EXERCISE DESCRIPTION: Everything in the records below except the images should be output exactly as written.

==*==

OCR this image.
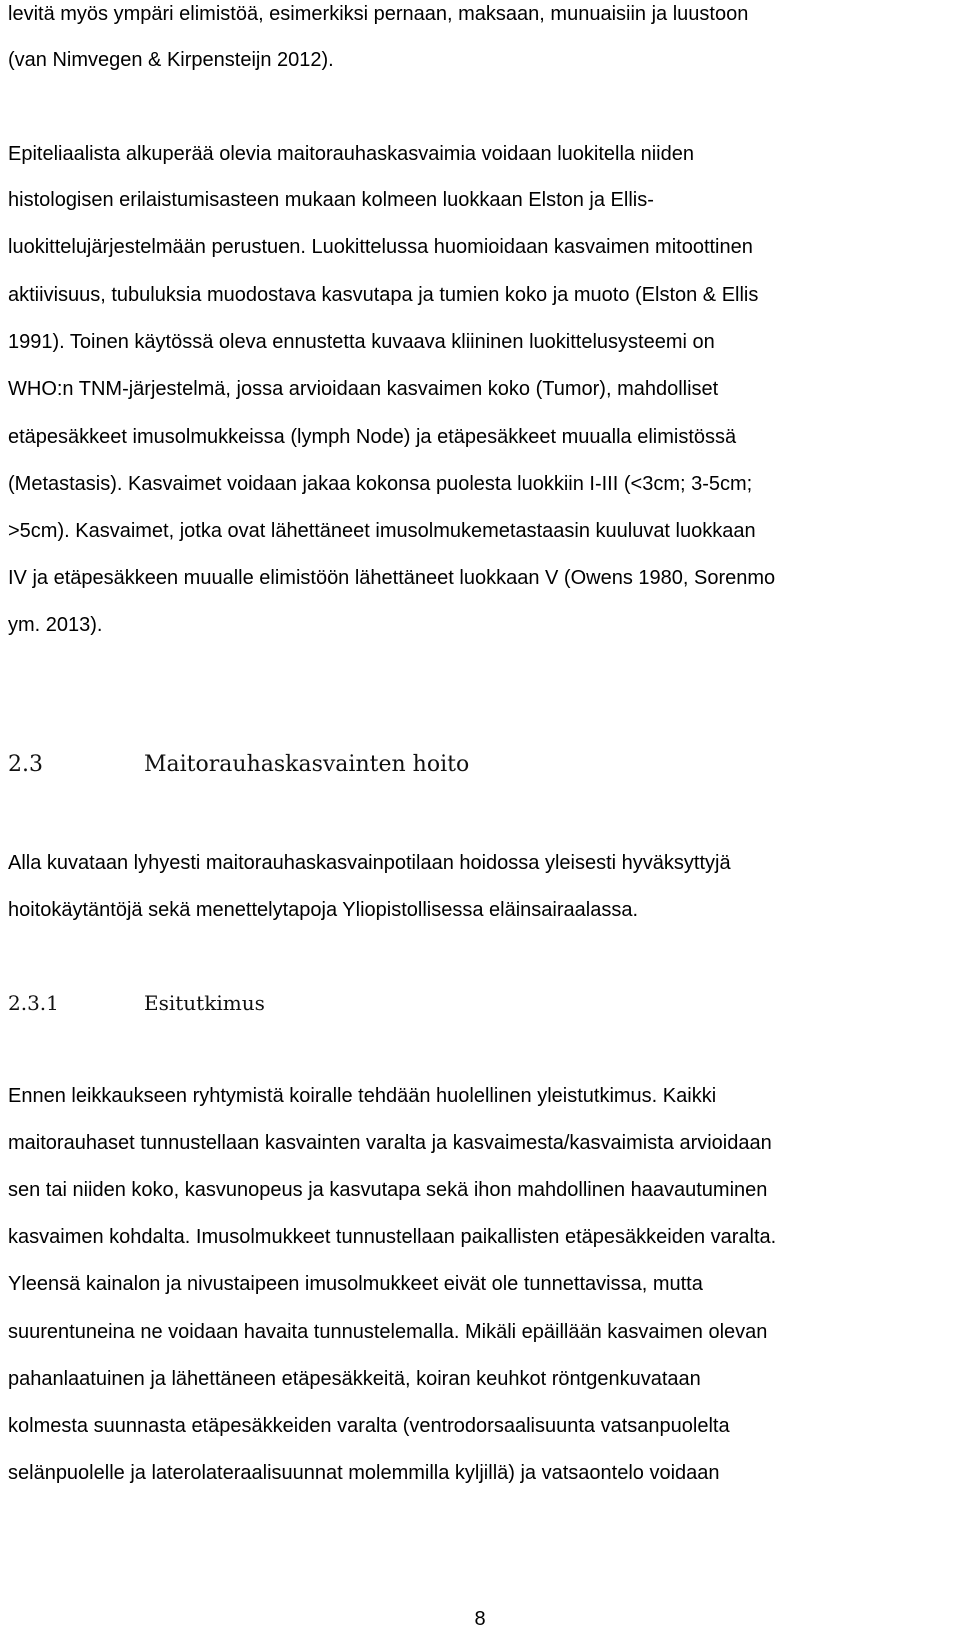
levitä myös ympäri elimistöä, esimerkiksi pernaan, maksaan, munuaisiin ja luustoon
(van Nimvegen & Kirpensteijn 2012).
Epiteliaalista alkuperää olevia maitorauhaskasvaimia voidaan luokitella niiden
histologisen erilaistumisasteen mukaan kolmeen luokkaan Elston ja Ellis-
luokittelujärjestelmään perustuen. Luokittelussa huomioidaan kasvaimen mitoottinen
aktiivisuus, tubuluksia muodostava kasvutapa ja tumien koko ja muoto (Elston & Ellis
1991). Toinen käytössä oleva ennustetta kuvaava kliininen luokittelusysteemi on
WHO:n TNM-järjestelmä, jossa arvioidaan kasvaimen koko (Tumor), mahdolliset
etäpesäkkeet imusolmukkeissa (lymph Node) ja etäpesäkkeet muualla elimistössä
(Metastasis). Kasvaimet voidaan jakaa kokonsa puolesta luokkiin I-III (<3cm; 3-5cm;
>5cm). Kasvaimet, jotka ovat lähettäneet imusolmukemetastaasin kuuluvat luokkaan
IV ja etäpesäkkeen muualle elimistöön lähettäneet luokkaan V (Owens 1980, Sorenmo
ym. 2013).
2.3	Maitorauhaskasvainten hoito
Alla kuvataan lyhyesti maitorauhaskasvainpotilaan hoidossa yleisesti hyväksyttyjä
hoitokäytäntöjä sekä menettelytapoja Yliopistollisessa eläinsairaalassa.
2.3.1	Esitutkimus
Ennen leikkaukseen ryhtymistä koiralle tehdään huolellinen yleistutkimus. Kaikki
maitorauhaset tunnustellaan kasvainten varalta ja kasvaimesta/kasvaimista arvioidaan
sen tai niiden koko, kasvunopeus ja kasvutapa sekä ihon mahdollinen haavautuminen
kasvaimen kohdalta. Imusolmukkeet tunnustellaan paikallisten etäpesäkkeiden varalta.
Yleensä kainalon ja nivustaipeen imusolmukkeet eivät ole tunnettavissa, mutta
suurentuneina ne voidaan havaita tunnustelemalla. Mikäli epäillään kasvaimen olevan
pahanlaatuinen ja lähettäneen etäpesäkkeitä, koiran keuhkot röntgenkuvataan
kolmesta suunnasta etäpesäkkeiden varalta (ventrodorsaalisuunta vatsanpuolelta
selänpuolelle ja laterolateraalisuunnat molemmilla kyljillä) ja vatsaontelo voidaan
8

==*==

SOLUTION:
OCR this image.
levitä myös ympäri elimistöä, esimerkiksi pernaan, maksaan, munuaisiin ja luustoon
(van Nimvegen & Kirpensteijn 2012).
Epiteliaalista alkuperää olevia maitorauhaskasvaimia voidaan luokitella niiden
histologisen erilaistumisasteen mukaan kolmeen luokkaan Elston ja Ellis-
luokittelujärjestelmään perustuen. Luokittelussa huomioidaan kasvaimen mitoottinen
aktiivisuus, tubuluksia muodostava kasvutapa ja tumien koko ja muoto (Elston & Ellis
1991). Toinen käytössä oleva ennustetta kuvaava kliininen luokittelusysteemi on
WHO:n TNM-järjestelmä, jossa arvioidaan kasvaimen koko (Tumor), mahdolliset
etäpesäkkeet imusolmukkeissa (lymph Node) ja etäpesäkkeet muualla elimistössä
(Metastasis). Kasvaimet voidaan jakaa kokonsa puolesta luokkiin I-III (<3cm; 3-5cm;
>5cm). Kasvaimet, jotka ovat lähettäneet imusolmukemetastaasin kuuluvat luokkaan
IV ja etäpesäkkeen muualle elimistöön lähettäneet luokkaan V (Owens 1980, Sorenmo
ym. 2013).
2.3	Maitorauhaskasvainten hoito
Alla kuvataan lyhyesti maitorauhaskasvainpotilaan hoidossa yleisesti hyväksyttyjä
hoitokäytäntöjä sekä menettelytapoja Yliopistollisessa eläinsairaalassa.
2.3.1	Esitutkimus
Ennen leikkaukseen ryhtymistä koiralle tehdään huolellinen yleistutkimus. Kaikki
maitorauhaset tunnustellaan kasvainten varalta ja kasvaimesta/kasvaimista arvioidaan
sen tai niiden koko, kasvunopeus ja kasvutapa sekä ihon mahdollinen haavautuminen
kasvaimen kohdalta. Imusolmukkeet tunnustellaan paikallisten etäpesäkkeiden varalta.
Yleensä kainalon ja nivustaipeen imusolmukkeet eivät ole tunnettavissa, mutta
suurentuneina ne voidaan havaita tunnustelemalla. Mikäli epäillään kasvaimen olevan
pahanlaatuinen ja lähettäneen etäpesäkkeitä, koiran keuhkot röntgenkuvataan
kolmesta suunnasta etäpesäkkeiden varalta (ventrodorsaalisuunta vatsanpuolelta
selänpuolelle ja laterolateraalisuunnat molemmilla kyljillä) ja vatsaontelo voidaan
8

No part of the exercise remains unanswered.